Objective: Give the listing again exactly, omitting its images.

Provided data:
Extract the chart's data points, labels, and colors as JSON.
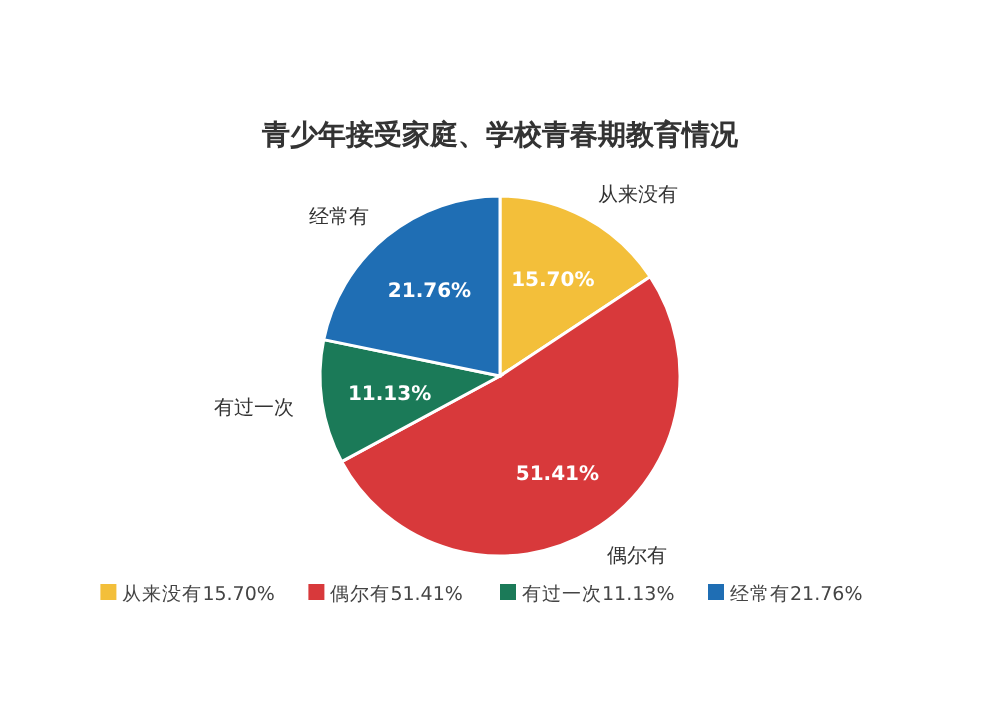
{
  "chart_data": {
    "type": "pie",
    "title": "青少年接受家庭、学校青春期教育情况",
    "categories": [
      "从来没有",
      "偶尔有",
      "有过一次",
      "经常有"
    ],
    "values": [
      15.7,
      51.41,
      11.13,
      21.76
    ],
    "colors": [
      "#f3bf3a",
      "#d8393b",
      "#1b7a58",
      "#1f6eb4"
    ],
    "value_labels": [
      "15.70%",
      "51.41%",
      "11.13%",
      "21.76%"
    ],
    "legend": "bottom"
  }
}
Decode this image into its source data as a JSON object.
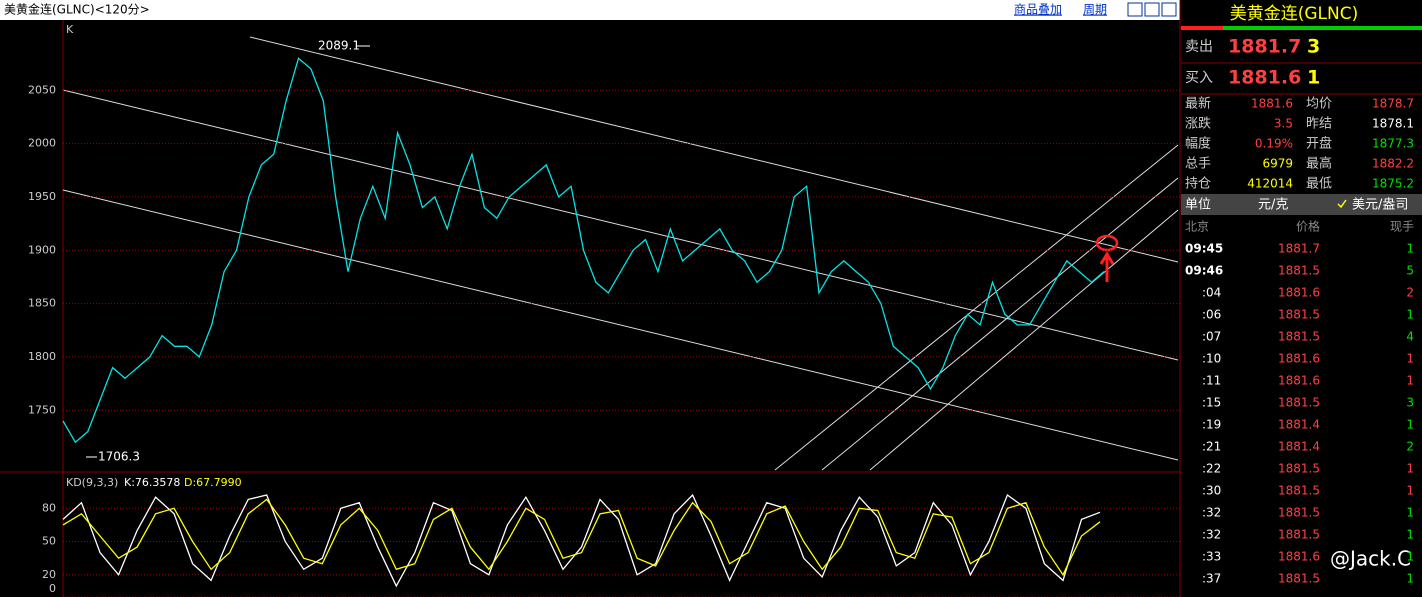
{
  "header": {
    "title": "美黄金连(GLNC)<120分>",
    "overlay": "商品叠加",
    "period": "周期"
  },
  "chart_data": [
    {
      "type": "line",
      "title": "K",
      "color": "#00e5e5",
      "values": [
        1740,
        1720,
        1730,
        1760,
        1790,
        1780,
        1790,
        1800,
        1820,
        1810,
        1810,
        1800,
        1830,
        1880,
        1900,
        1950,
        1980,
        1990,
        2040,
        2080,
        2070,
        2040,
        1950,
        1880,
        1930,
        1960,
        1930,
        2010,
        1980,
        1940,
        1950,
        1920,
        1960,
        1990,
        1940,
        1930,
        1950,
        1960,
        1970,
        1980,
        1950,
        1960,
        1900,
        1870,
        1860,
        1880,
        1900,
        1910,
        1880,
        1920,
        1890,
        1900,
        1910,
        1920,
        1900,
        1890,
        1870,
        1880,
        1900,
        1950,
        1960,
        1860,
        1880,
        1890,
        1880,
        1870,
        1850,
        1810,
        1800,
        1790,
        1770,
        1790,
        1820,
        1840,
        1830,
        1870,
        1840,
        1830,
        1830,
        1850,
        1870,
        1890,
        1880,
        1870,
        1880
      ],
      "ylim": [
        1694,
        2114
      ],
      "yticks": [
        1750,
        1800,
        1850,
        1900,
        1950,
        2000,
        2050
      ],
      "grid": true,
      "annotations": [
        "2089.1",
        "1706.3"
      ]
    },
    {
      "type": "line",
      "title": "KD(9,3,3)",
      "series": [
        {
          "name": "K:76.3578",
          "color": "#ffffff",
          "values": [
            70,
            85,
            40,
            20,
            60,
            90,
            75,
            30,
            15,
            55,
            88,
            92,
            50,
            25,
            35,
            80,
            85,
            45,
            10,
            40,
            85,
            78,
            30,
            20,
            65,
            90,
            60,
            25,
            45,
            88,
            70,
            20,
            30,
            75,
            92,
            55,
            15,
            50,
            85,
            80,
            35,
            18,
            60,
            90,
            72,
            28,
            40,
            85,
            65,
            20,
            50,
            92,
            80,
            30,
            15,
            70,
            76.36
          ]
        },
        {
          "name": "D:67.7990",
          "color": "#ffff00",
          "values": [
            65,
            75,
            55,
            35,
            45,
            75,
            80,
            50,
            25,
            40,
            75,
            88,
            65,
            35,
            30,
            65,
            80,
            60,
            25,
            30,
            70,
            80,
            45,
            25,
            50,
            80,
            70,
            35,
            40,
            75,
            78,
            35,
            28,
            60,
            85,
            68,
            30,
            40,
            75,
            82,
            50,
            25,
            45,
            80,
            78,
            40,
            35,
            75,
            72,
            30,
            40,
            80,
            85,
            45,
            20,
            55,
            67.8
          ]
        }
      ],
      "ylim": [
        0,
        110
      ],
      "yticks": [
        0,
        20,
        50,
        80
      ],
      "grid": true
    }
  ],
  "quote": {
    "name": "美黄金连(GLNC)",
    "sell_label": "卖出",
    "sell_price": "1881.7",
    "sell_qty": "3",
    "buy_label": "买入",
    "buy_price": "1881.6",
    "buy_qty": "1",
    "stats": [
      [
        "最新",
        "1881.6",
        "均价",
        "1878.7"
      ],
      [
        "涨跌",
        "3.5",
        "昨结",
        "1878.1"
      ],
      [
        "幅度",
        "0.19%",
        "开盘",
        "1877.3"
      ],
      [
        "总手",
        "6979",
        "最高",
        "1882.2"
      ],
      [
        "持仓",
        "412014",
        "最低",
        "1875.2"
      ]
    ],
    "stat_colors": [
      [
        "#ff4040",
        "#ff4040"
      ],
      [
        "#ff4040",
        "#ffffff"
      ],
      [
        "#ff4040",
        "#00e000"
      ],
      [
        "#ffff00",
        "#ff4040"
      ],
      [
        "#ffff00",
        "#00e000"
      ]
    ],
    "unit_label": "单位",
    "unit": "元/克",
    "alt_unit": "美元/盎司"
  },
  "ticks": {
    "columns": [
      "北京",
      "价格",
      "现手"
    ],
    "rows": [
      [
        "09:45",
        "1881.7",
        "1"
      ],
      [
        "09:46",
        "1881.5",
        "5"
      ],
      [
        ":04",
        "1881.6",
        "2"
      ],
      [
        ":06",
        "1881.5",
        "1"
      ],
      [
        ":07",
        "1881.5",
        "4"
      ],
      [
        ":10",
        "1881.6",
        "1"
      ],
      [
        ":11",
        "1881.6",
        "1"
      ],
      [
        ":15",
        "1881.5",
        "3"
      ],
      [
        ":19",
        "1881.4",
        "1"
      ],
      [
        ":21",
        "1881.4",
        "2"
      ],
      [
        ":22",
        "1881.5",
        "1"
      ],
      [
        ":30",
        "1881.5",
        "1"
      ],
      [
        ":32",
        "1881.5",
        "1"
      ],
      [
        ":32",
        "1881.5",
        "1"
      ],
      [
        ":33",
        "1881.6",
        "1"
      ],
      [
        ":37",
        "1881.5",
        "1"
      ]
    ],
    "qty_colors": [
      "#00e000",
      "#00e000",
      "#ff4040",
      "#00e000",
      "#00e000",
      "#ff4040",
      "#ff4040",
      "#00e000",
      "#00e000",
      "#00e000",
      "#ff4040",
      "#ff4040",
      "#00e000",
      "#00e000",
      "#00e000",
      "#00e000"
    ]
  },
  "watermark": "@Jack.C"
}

Problem solution:
Extract the chart's data points, labels, and colors as JSON.
{
  "chart_data": {
    "type": "pie",
    "title": "青少年接受家庭、学校青春期教育情况",
    "categories": [
      "从来没有",
      "偶尔有",
      "有过一次",
      "经常有"
    ],
    "values": [
      15.7,
      51.41,
      11.13,
      21.76
    ],
    "colors": [
      "#f3bf3a",
      "#d8393b",
      "#1b7a58",
      "#1f6eb4"
    ],
    "value_labels": [
      "15.70%",
      "51.41%",
      "11.13%",
      "21.76%"
    ],
    "legend": "bottom"
  }
}
Decode this image into its source data as a JSON object.
{
  "header": {
    "title": "美黄金连(GLNC)<120分>",
    "overlay": "商品叠加",
    "period": "周期"
  },
  "chart_data": [
    {
      "type": "line",
      "title": "K",
      "color": "#00e5e5",
      "values": [
        1740,
        1720,
        1730,
        1760,
        1790,
        1780,
        1790,
        1800,
        1820,
        1810,
        1810,
        1800,
        1830,
        1880,
        1900,
        1950,
        1980,
        1990,
        2040,
        2080,
        2070,
        2040,
        1950,
        1880,
        1930,
        1960,
        1930,
        2010,
        1980,
        1940,
        1950,
        1920,
        1960,
        1990,
        1940,
        1930,
        1950,
        1960,
        1970,
        1980,
        1950,
        1960,
        1900,
        1870,
        1860,
        1880,
        1900,
        1910,
        1880,
        1920,
        1890,
        1900,
        1910,
        1920,
        1900,
        1890,
        1870,
        1880,
        1900,
        1950,
        1960,
        1860,
        1880,
        1890,
        1880,
        1870,
        1850,
        1810,
        1800,
        1790,
        1770,
        1790,
        1820,
        1840,
        1830,
        1870,
        1840,
        1830,
        1830,
        1850,
        1870,
        1890,
        1880,
        1870,
        1880
      ],
      "ylim": [
        1694,
        2114
      ],
      "yticks": [
        1750,
        1800,
        1850,
        1900,
        1950,
        2000,
        2050
      ],
      "grid": true,
      "annotations": [
        "2089.1",
        "1706.3"
      ]
    },
    {
      "type": "line",
      "title": "KD(9,3,3)",
      "series": [
        {
          "name": "K:76.3578",
          "color": "#ffffff",
          "values": [
            70,
            85,
            40,
            20,
            60,
            90,
            75,
            30,
            15,
            55,
            88,
            92,
            50,
            25,
            35,
            80,
            85,
            45,
            10,
            40,
            85,
            78,
            30,
            20,
            65,
            90,
            60,
            25,
            45,
            88,
            70,
            20,
            30,
            75,
            92,
            55,
            15,
            50,
            85,
            80,
            35,
            18,
            60,
            90,
            72,
            28,
            40,
            85,
            65,
            20,
            50,
            92,
            80,
            30,
            15,
            70,
            76.36
          ]
        },
        {
          "name": "D:67.7990",
          "color": "#ffff00",
          "values": [
            65,
            75,
            55,
            35,
            45,
            75,
            80,
            50,
            25,
            40,
            75,
            88,
            65,
            35,
            30,
            65,
            80,
            60,
            25,
            30,
            70,
            80,
            45,
            25,
            50,
            80,
            70,
            35,
            40,
            75,
            78,
            35,
            28,
            60,
            85,
            68,
            30,
            40,
            75,
            82,
            50,
            25,
            45,
            80,
            78,
            40,
            35,
            75,
            72,
            30,
            40,
            80,
            85,
            45,
            20,
            55,
            67.8
          ]
        }
      ],
      "ylim": [
        0,
        110
      ],
      "yticks": [
        0,
        20,
        50,
        80
      ],
      "grid": true
    }
  ],
  "quote": {
    "name": "美黄金连(GLNC)",
    "sell_label": "卖出",
    "sell_price": "1881.7",
    "sell_qty": "3",
    "buy_label": "买入",
    "buy_price": "1881.6",
    "buy_qty": "1",
    "stats": [
      [
        "最新",
        "1881.6",
        "均价",
        "1878.7"
      ],
      [
        "涨跌",
        "3.5",
        "昨结",
        "1878.1"
      ],
      [
        "幅度",
        "0.19%",
        "开盘",
        "1877.3"
      ],
      [
        "总手",
        "6979",
        "最高",
        "1882.2"
      ],
      [
        "持仓",
        "412014",
        "最低",
        "1875.2"
      ]
    ],
    "stat_colors": [
      [
        "#ff4040",
        "#ff4040"
      ],
      [
        "#ff4040",
        "#ffffff"
      ],
      [
        "#ff4040",
        "#00e000"
      ],
      [
        "#ffff00",
        "#ff4040"
      ],
      [
        "#ffff00",
        "#00e000"
      ]
    ],
    "unit_label": "单位",
    "unit": "元/克",
    "alt_unit": "美元/盎司"
  },
  "ticks": {
    "columns": [
      "北京",
      "价格",
      "现手"
    ],
    "rows": [
      [
        "09:45",
        "1881.7",
        "1"
      ],
      [
        "09:46",
        "1881.5",
        "5"
      ],
      [
        ":04",
        "1881.6",
        "2"
      ],
      [
        ":06",
        "1881.5",
        "1"
      ],
      [
        ":07",
        "1881.5",
        "4"
      ],
      [
        ":10",
        "1881.6",
        "1"
      ],
      [
        ":11",
        "1881.6",
        "1"
      ],
      [
        ":15",
        "1881.5",
        "3"
      ],
      [
        ":19",
        "1881.4",
        "1"
      ],
      [
        ":21",
        "1881.4",
        "2"
      ],
      [
        ":22",
        "1881.5",
        "1"
      ],
      [
        ":30",
        "1881.5",
        "1"
      ],
      [
        ":32",
        "1881.5",
        "1"
      ],
      [
        ":32",
        "1881.5",
        "1"
      ],
      [
        ":33",
        "1881.6",
        "1"
      ],
      [
        ":37",
        "1881.5",
        "1"
      ]
    ],
    "qty_colors": [
      "#00e000",
      "#00e000",
      "#ff4040",
      "#00e000",
      "#00e000",
      "#ff4040",
      "#ff4040",
      "#00e000",
      "#00e000",
      "#00e000",
      "#ff4040",
      "#ff4040",
      "#00e000",
      "#00e000",
      "#00e000",
      "#00e000"
    ]
  },
  "watermark": "@Jack.C"
}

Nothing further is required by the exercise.